Structured figure records:
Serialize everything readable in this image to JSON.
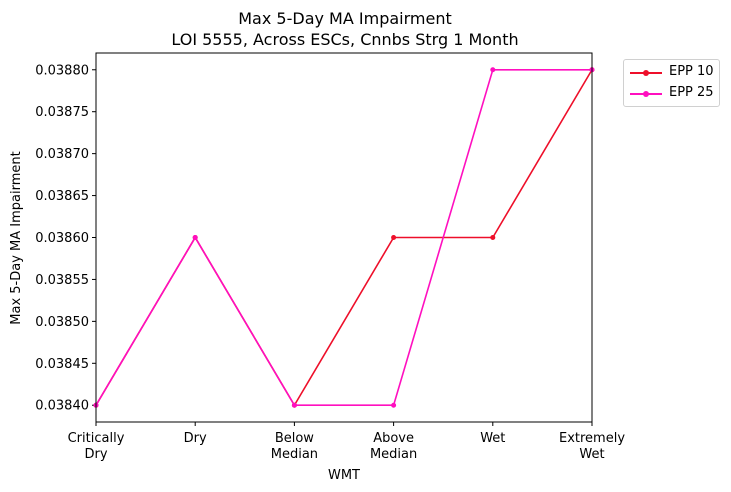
{
  "chart_data": {
    "type": "line",
    "title": "Max 5-Day MA Impairment",
    "subtitle": "LOI 5555, Across ESCs, Cnnbs Strg 1 Month",
    "xlabel": "WMT",
    "ylabel": "Max 5-Day MA Impairment",
    "categories": [
      [
        "Critically",
        "Dry"
      ],
      [
        "Dry"
      ],
      [
        "Below",
        "Median"
      ],
      [
        "Above",
        "Median"
      ],
      [
        "Wet"
      ],
      [
        "Extremely",
        "Wet"
      ]
    ],
    "ylim": [
      0.03838,
      0.03882
    ],
    "yticks": [
      0.0384,
      0.03845,
      0.0385,
      0.03855,
      0.0386,
      0.03865,
      0.0387,
      0.03875,
      0.0388
    ],
    "ytick_labels": [
      "0.03840",
      "0.03845",
      "0.03850",
      "0.03855",
      "0.03860",
      "0.03865",
      "0.03870",
      "0.03875",
      "0.03880"
    ],
    "grid": false,
    "legend_position": "upper right, outside plot",
    "series": [
      {
        "name": "EPP 10",
        "color": "#ee0f2a",
        "values": [
          0.0384,
          0.0386,
          0.0384,
          0.0386,
          0.0386,
          0.0388
        ]
      },
      {
        "name": "EPP 25",
        "color": "#ff0fbf",
        "values": [
          0.0384,
          0.0386,
          0.0384,
          0.0384,
          0.0388,
          0.0388
        ]
      }
    ]
  }
}
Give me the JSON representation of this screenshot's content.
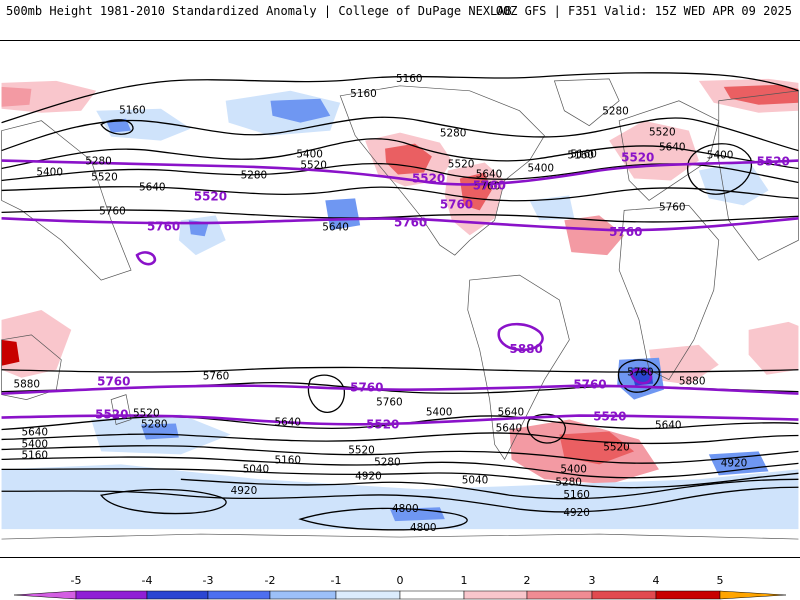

Problem - Copy every line above in which the string "Impairment" shows up.

The reply -
    "title": "Max 5-Day MA Impairment",
    "ylabel": "Max 5-Day MA Impairment",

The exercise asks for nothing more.